* **OBJECTIVE**: What is the number of lines holding the word "conduire"? Give that number alone.

* **RECORD EXCERPTS**:

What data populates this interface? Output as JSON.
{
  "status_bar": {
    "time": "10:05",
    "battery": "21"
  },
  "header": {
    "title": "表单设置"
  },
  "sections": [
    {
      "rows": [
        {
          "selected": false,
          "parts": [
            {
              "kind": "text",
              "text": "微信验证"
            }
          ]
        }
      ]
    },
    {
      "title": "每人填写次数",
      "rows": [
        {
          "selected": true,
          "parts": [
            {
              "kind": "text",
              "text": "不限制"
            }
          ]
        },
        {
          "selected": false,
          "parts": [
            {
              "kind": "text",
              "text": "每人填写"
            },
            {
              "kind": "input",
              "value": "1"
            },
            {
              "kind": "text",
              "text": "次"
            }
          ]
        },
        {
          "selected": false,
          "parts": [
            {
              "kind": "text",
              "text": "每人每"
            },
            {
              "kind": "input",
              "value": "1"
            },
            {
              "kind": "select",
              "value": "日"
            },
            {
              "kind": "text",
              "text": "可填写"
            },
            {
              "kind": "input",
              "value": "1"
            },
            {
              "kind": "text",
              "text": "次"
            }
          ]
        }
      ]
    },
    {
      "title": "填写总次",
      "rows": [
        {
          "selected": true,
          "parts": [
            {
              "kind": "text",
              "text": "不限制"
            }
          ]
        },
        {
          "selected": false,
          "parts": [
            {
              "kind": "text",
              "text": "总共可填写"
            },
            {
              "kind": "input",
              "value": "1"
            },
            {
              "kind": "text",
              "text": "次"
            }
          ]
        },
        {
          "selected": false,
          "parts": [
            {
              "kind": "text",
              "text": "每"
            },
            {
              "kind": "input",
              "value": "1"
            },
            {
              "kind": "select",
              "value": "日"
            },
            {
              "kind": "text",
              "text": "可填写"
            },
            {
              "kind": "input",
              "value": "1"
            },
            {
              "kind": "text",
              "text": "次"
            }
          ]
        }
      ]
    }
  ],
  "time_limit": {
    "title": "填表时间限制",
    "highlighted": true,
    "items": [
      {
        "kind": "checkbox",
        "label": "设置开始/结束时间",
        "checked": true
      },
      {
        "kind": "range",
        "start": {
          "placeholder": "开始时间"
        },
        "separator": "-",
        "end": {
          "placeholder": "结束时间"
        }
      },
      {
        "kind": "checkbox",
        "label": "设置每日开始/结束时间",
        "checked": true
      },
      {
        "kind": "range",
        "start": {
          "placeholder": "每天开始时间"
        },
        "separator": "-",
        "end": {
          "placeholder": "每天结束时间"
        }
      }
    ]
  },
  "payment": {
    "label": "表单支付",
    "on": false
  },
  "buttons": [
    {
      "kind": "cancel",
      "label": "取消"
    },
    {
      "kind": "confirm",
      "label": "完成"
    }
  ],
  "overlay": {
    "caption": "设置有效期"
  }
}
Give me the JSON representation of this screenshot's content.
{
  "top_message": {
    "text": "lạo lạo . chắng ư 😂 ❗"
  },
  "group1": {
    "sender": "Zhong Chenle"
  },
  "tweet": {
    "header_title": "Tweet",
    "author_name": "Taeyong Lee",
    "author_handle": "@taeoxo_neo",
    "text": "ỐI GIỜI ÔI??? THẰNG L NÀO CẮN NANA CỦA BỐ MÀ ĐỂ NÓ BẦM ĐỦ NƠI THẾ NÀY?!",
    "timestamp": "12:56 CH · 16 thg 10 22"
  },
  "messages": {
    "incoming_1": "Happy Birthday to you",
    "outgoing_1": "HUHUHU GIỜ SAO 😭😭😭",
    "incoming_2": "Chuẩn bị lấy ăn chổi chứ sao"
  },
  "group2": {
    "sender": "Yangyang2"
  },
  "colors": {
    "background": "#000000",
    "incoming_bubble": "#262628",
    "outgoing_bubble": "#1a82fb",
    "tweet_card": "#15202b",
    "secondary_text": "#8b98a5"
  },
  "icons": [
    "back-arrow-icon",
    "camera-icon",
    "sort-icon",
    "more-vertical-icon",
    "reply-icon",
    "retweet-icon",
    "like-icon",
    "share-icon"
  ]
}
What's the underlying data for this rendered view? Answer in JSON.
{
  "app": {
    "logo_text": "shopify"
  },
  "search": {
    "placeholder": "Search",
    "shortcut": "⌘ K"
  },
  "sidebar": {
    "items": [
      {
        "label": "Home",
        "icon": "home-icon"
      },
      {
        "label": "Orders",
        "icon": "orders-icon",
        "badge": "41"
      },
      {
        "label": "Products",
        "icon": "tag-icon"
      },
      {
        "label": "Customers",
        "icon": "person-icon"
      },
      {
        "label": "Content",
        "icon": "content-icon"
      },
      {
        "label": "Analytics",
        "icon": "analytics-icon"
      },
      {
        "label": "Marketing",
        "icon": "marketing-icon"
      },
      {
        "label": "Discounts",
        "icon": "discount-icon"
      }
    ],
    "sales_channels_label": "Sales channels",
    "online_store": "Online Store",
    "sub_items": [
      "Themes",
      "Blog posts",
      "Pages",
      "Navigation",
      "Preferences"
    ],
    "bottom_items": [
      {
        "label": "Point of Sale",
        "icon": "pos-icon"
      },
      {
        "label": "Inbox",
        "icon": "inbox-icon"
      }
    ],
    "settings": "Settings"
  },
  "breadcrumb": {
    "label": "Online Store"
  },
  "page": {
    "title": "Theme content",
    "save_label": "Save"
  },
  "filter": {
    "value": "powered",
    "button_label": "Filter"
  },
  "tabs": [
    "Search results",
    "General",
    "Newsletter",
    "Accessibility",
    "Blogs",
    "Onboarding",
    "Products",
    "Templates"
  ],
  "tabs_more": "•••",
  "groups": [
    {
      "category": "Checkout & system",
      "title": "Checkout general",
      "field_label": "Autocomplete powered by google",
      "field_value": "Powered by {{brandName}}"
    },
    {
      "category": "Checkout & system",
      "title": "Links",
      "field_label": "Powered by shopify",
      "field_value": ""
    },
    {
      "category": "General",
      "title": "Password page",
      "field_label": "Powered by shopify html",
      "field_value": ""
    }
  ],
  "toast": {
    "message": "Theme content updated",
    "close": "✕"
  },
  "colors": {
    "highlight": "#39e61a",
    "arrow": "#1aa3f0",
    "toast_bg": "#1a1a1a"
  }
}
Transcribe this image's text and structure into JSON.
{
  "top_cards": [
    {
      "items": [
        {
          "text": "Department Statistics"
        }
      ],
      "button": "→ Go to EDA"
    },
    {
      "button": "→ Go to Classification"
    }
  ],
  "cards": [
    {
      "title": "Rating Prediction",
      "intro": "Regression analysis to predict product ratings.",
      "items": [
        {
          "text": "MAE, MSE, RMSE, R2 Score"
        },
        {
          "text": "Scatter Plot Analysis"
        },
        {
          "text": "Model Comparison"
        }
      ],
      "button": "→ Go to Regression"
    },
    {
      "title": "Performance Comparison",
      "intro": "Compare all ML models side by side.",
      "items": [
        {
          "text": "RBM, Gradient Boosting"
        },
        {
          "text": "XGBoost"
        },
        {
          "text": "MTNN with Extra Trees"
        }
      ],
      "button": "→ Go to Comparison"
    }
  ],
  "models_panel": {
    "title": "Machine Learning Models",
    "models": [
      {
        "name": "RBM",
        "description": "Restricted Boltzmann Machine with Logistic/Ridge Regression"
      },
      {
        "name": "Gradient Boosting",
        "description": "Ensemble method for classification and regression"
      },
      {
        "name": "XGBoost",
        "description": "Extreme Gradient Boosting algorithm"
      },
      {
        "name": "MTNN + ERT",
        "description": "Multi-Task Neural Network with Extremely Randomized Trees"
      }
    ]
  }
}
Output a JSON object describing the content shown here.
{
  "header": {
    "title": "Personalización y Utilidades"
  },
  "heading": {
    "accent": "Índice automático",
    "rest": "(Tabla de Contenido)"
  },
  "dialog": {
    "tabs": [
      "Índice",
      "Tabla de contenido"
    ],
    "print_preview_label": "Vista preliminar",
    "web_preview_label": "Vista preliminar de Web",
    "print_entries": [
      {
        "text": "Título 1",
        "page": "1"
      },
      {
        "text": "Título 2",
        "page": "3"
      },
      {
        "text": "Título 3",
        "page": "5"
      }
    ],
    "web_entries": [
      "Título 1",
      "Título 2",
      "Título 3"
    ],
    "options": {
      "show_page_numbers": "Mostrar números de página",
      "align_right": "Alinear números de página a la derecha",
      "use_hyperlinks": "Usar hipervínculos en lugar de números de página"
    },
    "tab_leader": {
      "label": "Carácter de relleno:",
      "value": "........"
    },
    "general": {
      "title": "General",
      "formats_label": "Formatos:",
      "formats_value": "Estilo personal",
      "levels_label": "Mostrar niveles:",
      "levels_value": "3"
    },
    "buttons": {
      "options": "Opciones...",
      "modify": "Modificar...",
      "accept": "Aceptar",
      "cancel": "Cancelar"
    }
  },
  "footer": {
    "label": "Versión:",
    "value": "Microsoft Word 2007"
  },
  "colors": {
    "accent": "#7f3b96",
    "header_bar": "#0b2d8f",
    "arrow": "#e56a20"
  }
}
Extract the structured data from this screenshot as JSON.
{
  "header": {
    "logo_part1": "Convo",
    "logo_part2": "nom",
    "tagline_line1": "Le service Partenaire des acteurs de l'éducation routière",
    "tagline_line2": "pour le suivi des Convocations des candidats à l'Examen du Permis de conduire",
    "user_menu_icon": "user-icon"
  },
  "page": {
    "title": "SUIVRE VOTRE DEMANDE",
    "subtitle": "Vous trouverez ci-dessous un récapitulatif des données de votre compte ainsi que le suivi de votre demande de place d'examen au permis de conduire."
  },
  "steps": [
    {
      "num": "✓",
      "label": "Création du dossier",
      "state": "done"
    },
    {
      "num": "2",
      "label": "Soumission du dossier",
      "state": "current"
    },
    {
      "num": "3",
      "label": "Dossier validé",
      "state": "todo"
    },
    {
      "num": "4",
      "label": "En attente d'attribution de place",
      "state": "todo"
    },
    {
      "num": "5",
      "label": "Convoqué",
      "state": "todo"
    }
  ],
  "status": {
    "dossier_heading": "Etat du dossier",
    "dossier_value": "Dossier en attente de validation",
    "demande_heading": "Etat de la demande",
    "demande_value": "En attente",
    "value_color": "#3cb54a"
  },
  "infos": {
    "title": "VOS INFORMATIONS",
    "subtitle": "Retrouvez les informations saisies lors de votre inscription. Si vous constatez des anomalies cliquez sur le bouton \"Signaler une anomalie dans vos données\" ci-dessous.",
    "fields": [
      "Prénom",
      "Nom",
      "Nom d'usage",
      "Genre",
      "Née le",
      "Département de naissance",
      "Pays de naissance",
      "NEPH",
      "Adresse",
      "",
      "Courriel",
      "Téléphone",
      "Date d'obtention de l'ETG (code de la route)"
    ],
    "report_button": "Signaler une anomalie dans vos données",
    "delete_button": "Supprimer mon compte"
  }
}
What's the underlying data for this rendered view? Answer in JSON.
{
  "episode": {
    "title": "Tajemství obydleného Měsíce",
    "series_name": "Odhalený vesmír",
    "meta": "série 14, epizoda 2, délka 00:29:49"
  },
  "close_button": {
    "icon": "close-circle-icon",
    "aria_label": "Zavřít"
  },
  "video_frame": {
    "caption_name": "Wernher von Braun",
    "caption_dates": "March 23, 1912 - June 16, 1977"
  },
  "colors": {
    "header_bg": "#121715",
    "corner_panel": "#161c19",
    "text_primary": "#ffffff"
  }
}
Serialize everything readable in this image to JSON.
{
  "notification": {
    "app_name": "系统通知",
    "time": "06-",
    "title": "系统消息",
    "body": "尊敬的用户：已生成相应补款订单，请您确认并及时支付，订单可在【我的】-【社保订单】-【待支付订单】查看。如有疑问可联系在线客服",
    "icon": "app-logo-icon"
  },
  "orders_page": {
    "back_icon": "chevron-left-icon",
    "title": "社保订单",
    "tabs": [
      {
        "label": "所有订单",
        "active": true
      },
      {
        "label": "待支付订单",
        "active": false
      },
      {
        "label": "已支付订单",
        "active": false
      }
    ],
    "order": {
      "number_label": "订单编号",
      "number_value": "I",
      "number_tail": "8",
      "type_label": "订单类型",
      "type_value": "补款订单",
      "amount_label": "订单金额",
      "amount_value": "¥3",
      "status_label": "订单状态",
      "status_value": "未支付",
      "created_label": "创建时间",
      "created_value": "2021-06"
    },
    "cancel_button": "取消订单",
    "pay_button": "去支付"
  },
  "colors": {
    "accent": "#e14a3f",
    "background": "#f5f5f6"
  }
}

* **CORRECT ANSWER**: 2